[Start DATA SUPPLIED]

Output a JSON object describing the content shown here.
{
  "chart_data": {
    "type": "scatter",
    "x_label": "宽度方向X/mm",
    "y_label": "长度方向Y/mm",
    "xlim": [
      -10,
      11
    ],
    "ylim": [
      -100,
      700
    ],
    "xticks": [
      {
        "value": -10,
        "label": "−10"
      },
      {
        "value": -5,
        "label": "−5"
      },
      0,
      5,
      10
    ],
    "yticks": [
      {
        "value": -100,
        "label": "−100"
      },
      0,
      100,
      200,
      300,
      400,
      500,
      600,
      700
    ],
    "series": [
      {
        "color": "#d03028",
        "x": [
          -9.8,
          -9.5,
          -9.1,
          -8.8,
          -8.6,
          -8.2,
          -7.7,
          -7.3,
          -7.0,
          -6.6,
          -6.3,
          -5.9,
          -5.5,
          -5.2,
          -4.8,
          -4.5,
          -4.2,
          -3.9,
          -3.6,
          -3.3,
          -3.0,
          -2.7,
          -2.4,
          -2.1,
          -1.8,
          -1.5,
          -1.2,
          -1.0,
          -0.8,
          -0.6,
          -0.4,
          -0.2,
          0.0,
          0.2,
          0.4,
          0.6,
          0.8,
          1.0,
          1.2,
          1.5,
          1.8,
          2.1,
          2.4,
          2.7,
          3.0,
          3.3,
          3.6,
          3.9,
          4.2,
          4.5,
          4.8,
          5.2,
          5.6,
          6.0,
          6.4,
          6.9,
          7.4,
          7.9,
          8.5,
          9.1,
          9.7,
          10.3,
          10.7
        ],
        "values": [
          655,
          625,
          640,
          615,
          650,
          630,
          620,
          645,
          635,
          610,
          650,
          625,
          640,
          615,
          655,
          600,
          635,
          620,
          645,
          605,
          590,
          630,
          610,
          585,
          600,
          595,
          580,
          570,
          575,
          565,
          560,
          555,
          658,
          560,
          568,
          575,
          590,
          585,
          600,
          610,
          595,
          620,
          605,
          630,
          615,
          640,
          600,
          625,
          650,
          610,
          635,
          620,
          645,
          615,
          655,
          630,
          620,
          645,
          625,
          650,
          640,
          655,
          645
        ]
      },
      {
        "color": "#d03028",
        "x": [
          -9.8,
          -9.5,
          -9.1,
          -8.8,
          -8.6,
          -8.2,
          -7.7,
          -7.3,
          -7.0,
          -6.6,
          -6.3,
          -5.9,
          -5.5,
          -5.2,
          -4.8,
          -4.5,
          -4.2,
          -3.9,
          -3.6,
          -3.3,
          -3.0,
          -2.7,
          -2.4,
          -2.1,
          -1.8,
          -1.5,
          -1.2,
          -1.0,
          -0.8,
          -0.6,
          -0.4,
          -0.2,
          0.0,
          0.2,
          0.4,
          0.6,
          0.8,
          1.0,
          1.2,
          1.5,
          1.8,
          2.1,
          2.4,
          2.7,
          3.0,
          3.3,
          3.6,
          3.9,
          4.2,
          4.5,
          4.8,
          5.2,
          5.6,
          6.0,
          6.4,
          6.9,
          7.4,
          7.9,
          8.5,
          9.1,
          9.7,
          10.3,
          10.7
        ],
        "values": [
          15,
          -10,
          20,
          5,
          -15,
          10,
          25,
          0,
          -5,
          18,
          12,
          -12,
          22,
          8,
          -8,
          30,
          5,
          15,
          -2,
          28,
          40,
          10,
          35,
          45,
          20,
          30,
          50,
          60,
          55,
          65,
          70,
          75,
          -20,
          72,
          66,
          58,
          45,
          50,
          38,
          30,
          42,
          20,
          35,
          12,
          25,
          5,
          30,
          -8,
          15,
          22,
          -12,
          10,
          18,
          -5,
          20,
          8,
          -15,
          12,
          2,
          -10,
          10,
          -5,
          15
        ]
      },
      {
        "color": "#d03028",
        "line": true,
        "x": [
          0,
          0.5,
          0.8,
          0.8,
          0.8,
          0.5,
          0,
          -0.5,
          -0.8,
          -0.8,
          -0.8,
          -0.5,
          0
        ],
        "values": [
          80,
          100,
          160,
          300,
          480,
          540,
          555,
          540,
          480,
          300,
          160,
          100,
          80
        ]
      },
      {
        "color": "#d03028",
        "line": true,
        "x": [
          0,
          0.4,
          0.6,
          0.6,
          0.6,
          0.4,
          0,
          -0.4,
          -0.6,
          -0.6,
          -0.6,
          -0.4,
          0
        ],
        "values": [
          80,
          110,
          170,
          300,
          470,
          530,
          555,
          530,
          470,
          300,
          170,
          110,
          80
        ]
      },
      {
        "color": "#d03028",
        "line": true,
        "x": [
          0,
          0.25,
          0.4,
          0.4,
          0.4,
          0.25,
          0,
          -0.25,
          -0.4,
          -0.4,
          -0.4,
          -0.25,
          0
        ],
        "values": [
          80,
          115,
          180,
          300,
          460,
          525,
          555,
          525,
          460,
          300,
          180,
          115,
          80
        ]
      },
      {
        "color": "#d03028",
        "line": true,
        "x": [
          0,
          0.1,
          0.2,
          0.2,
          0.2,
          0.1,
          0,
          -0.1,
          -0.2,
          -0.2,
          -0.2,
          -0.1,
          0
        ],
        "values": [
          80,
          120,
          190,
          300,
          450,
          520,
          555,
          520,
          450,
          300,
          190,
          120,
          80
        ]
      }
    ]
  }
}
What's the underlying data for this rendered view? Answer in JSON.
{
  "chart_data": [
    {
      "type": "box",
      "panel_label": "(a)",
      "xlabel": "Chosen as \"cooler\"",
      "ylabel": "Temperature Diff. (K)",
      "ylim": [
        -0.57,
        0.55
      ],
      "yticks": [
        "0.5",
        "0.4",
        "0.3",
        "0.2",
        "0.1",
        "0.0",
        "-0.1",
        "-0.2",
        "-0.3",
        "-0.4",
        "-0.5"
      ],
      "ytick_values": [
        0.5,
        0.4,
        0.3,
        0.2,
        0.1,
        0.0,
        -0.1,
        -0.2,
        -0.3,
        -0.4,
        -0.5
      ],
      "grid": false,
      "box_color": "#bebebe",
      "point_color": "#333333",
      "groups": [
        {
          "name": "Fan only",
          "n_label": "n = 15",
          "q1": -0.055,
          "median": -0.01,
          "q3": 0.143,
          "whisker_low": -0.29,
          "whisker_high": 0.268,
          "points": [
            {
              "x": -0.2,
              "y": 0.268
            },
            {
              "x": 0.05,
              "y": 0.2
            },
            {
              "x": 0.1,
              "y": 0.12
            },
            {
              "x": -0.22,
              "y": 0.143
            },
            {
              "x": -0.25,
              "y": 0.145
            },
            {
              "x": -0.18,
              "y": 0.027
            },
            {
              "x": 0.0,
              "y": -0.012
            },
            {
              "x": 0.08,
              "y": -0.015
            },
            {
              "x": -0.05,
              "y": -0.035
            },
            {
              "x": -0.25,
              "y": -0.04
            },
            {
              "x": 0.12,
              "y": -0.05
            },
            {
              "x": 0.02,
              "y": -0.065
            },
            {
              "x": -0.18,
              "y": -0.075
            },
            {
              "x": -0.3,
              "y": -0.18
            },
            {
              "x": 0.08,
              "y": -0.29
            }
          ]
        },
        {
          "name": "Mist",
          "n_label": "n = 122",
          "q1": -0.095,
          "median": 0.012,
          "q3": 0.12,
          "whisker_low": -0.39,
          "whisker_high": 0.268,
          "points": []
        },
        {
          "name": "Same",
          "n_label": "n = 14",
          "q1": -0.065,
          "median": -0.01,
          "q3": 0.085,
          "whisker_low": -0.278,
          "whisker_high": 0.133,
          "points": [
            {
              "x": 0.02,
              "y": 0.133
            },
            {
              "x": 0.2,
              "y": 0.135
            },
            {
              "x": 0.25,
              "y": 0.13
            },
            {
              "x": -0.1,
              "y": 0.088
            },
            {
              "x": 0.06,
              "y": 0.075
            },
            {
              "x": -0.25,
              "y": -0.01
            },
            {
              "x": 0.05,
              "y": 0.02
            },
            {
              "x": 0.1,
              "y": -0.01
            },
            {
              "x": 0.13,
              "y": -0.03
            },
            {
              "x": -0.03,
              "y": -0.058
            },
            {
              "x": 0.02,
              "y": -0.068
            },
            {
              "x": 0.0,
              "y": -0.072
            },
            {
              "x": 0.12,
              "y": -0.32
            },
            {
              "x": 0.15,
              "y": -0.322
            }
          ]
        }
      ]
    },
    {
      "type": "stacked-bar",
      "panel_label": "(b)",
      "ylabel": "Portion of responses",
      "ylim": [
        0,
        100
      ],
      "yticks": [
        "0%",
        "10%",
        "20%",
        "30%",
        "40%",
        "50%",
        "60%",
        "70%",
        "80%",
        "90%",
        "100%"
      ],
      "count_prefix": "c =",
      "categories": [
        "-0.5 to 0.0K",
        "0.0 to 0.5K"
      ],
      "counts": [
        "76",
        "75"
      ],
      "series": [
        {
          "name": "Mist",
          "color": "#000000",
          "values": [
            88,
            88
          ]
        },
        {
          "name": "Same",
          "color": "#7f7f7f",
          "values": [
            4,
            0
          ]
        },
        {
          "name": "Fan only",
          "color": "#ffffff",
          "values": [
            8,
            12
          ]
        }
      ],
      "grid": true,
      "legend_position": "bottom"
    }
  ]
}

[End DATA SUPPLIED]

_WHAT TO PRODUCE_
Go through the material above and copy each line that has the word "type".

_CORRECT RESPONSE_
    "type": "scatter",
      "type": "box",
      "type": "stacked-bar",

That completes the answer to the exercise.